___ ESTRATTO PAGINA

La notte del Libano
A tarda sera chiamo M. a Beirut. Ha 54 anni e ricorda gli antichi e perduti odori della città: «I gelsomini e gli aranci». Le sono rimasti nella memoria di bambina. M. aveva otto anni quando scoppiò l’oscena guerra civile che, dal 1975, dilaniò il Libano per quindici anni. Da allora il profumo della sua città è cambiato. C’era una eredità di rovine, ferite, follie, sangue, macerie, massacri, centoventimila morti, e nuovi, aggrovigliati equilibri politico-religiosi. Nacque di nuovo un potere economico feudale, clanico, familiare, sfacciato e corrotto.
In Libano sono riconosciute diciotto confessioni religiose, dodici cristiane, cinque musulmane. Vi è una sparuta minoranza: un centinaio di ebrei che non hanno mai lasciato il Paese. Nessuno, dal 1932, ha azzardato più un censimento. Meglio non scoperchiare il vaso di Pandora del Libano, meglio non alterare la spartizione del potere.
«Sono esausta», dice M. al telefono. Conosco l’amore che prova per il suo Paese, ma devo credere a quanto mi dice: «Non c’è speranza per questo paese». I ragazzi di Beirut, mi dice un’altra amica, sognano solo un visto per andarsene. In Europa, in Canada. Ovunque. Diciassette milioni di libanesi vivono già lontano dal Medioriente. Ed erano lontani il 4 agosto quando duemila e settecentocinquanta tonnellate di nitrato di ammonio, stoccate da sette anni nel porto, hanno polverizzato (Incidente? Negligenza folle? Innesco terroristico?) il centro della città, ucciso oltre duecento persone e lasciato senza casa altre trecentomila. Nessun quartiere della città è uscito indenne dall’esplosione. Devastati Mar Mikhael, Bourj Hammoud, Karantina, Gemmayze.

______

[COMPITO ASSEGNATO 1]
Rispondi, per favore, a queste domande sul testo sul Libano:
(a) Quante confessioni religiose sono riconosciute in Libano?
(b) Da quale anno nessuno ha più fatto un censimento?
(c) Quante tonnellate di nitrato di ammonio erano stoccate nel porto?
[COMPITO ASSEGNATO 2]
Prosegui il testo sul Libano, ripartendo subito dopo l'ultima frase.

___ ESTRATTO DATI

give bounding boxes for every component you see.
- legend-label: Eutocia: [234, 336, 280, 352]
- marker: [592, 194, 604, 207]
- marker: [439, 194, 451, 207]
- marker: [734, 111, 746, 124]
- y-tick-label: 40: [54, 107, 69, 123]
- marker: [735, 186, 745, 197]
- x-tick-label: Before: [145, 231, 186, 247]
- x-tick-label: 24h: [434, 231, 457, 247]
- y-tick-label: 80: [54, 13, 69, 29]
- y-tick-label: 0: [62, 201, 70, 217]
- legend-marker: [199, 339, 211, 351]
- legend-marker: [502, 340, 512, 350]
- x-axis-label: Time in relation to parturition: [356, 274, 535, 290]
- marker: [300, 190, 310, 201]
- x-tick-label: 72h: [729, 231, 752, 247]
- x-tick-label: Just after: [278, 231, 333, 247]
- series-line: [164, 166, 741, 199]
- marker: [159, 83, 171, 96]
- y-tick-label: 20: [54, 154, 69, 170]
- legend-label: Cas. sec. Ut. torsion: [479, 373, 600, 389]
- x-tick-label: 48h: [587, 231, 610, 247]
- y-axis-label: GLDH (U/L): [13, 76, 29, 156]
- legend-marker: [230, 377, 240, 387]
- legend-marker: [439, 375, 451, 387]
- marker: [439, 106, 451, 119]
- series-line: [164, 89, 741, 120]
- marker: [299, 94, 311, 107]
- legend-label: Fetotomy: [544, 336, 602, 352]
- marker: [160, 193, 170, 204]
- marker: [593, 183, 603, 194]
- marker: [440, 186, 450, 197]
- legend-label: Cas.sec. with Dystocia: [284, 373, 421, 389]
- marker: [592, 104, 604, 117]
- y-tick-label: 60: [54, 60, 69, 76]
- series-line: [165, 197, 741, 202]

______

[SPAZIO RISPOSTA 1]
(a) Diciotto.
(b) Dal 1932.
(c) Duemila e settecentocinquanta tonnellate.

[SPAZIO RISPOSTA 2]
Le guerre libanesi non sono riuscite a costringere M. ad andarsene dal suo Paese. Se ne andrà dopo questo terremoto? Il Libano, da mesi, prima dell’esplosione, era in rivolta. Forse per la prima volta, i giovani di Beirut avevano davvero sfidato gli invincibili e oscuri poteri confessionali ed economici. Hanno tentato, stanno tentando più che mai, la thaoura, la «rivoluzione». É arrivata la pandemia del Covid a fermarli. É arrivata l’esplosione del porto a riaccendere la protesta. E la disperazione.
La lira libanese ha perso l’80 per cento del suo valore verso il dollaro, il Libano non produce niente: importa quasi tutto il cibo che consuma, i silos del grano sono andati distrutti. Il Libano avrà fame, ha già fame. Non c’è pane. Metà della popolazione è sotto la linea di povertà. I ragazzi, dopo l’esplosione, sono tornati nelle piazze. Di giorno, aiutavano chi aveva perso la casa, hanno ripulito le vie coperte di vetri e detriti, hanno soccorso chi era in difficoltà. A sera, impugnavano le stesse scope e le sbattevano contro i muri e i metalli per protestare: «Ya nahana, ya antu». «O noi, o voi», hanno gridato al potere.
Un anno fa, in agosto, ero a Beirut. Cercavo, per il «Messaggero di sant’Antonio», le tracce della devozione antoniana, fortissima nel Paese. Questa volta, Antonio non ha ascoltato la mia preghiera, non ha ascoltato la preghiera di molti per il Libano. Ho chiamato anche un frate, le vetrate della chiesa dedicata al Santo di Padova sono andate in frantumi. Come quelle di tutte le case di mezza Beirut. Il frate mi ha detto: «Il Libano risorgerà». Devo richiamare M., passarle una possibile speranza.